◆ **Requirements**:
Go through the listing beneath this task and return every line that carries the string "endpoint".

--- START Task material ---

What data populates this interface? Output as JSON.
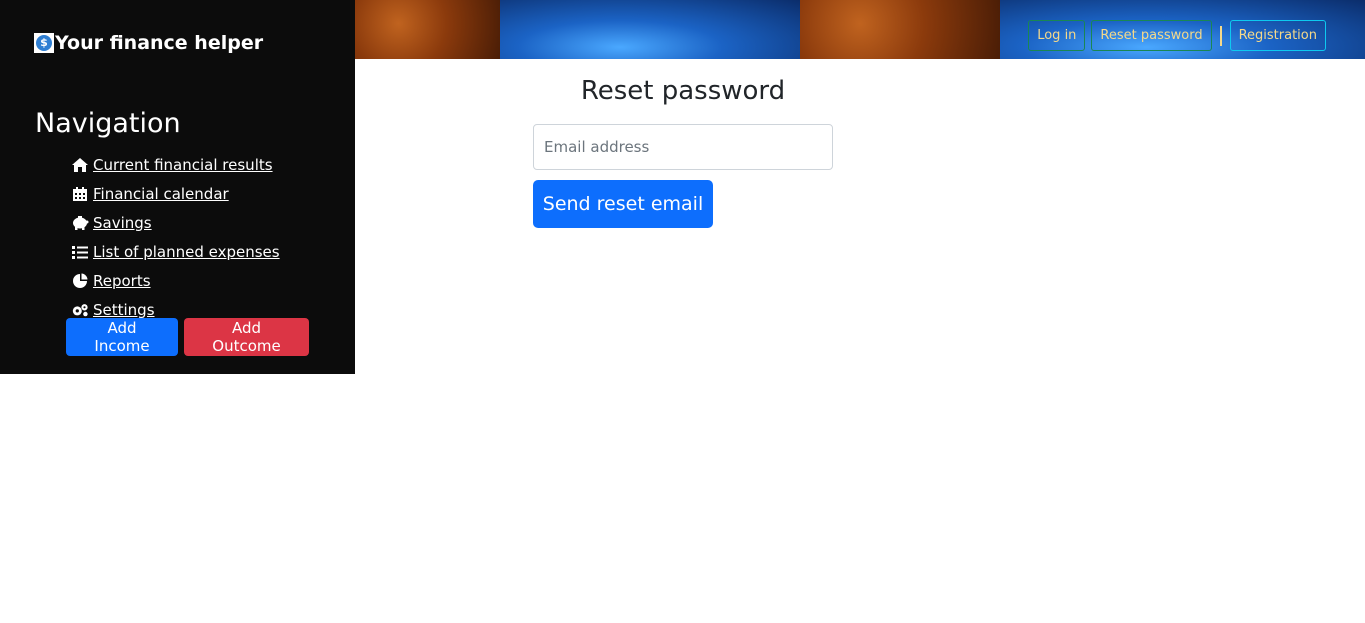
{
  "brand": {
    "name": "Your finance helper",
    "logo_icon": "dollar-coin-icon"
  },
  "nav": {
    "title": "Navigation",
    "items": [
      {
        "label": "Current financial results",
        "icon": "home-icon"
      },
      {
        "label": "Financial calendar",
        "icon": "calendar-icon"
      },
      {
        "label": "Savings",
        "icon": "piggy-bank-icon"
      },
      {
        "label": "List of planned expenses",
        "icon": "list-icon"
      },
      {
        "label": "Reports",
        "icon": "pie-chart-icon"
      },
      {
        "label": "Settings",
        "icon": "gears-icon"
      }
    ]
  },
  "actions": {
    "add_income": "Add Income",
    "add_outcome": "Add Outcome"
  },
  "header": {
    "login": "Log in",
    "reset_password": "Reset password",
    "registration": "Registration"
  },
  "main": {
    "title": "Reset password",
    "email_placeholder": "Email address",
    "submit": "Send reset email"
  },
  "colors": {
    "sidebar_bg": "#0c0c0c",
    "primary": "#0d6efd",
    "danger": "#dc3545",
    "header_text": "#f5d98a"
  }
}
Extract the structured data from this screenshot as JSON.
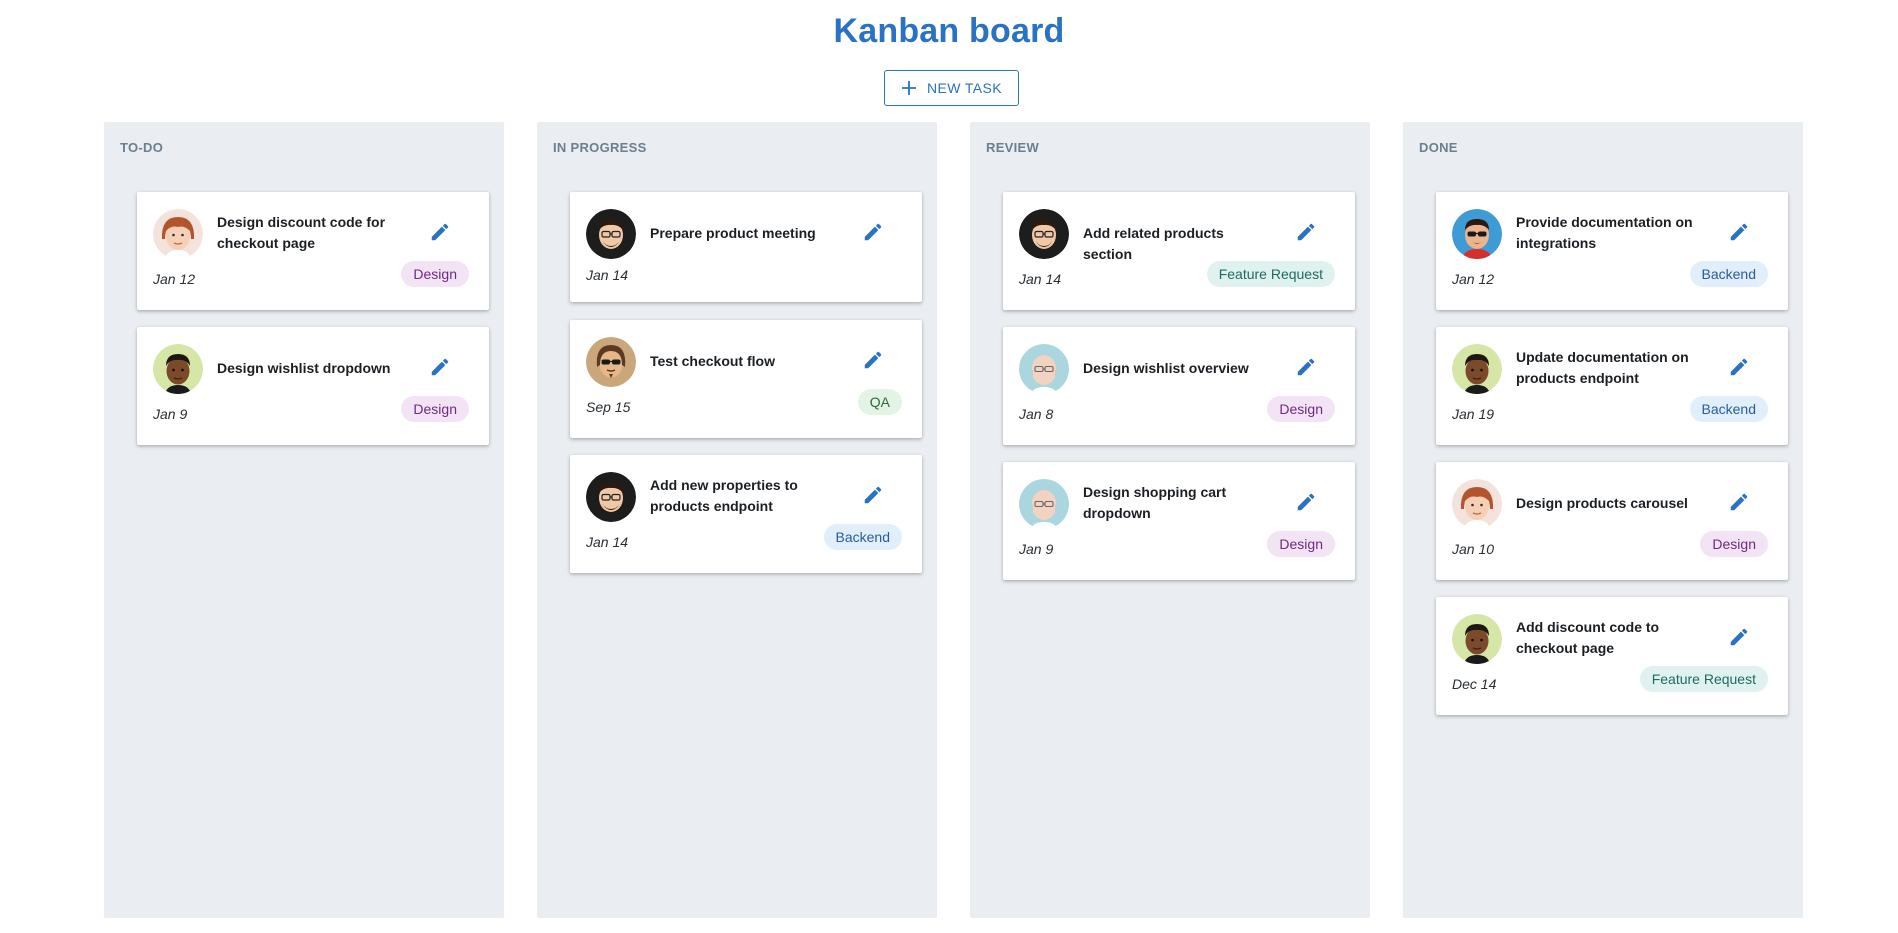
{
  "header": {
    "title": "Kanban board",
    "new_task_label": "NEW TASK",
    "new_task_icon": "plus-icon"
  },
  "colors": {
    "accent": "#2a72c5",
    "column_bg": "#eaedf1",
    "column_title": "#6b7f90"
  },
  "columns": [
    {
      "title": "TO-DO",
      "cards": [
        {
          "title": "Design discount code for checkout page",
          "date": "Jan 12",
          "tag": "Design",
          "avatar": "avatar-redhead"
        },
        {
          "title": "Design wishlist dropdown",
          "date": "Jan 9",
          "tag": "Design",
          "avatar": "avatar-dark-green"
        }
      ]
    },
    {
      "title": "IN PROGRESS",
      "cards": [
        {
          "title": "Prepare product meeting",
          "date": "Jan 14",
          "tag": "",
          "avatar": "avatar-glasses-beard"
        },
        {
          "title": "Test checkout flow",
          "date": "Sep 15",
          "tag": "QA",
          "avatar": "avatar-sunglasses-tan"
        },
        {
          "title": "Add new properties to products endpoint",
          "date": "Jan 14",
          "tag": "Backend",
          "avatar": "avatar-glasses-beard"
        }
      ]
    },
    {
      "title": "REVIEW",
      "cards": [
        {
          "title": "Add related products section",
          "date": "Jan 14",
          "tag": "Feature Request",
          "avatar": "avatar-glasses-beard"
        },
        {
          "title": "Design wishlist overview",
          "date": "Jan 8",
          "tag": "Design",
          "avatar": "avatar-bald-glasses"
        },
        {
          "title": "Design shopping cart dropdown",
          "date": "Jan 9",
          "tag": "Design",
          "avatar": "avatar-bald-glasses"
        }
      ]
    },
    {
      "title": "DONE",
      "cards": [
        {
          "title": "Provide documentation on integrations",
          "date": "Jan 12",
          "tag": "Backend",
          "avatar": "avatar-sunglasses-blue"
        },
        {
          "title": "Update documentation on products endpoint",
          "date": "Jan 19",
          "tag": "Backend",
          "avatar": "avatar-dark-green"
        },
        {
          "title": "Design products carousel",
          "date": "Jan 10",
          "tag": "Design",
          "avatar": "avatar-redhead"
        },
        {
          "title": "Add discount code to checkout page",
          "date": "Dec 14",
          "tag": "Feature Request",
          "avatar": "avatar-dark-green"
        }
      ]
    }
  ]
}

--- END Task material ---

◆ **Exercise solution**:
          "title": "Add new properties to products endpoint",
          "title": "Update documentation on products endpoint",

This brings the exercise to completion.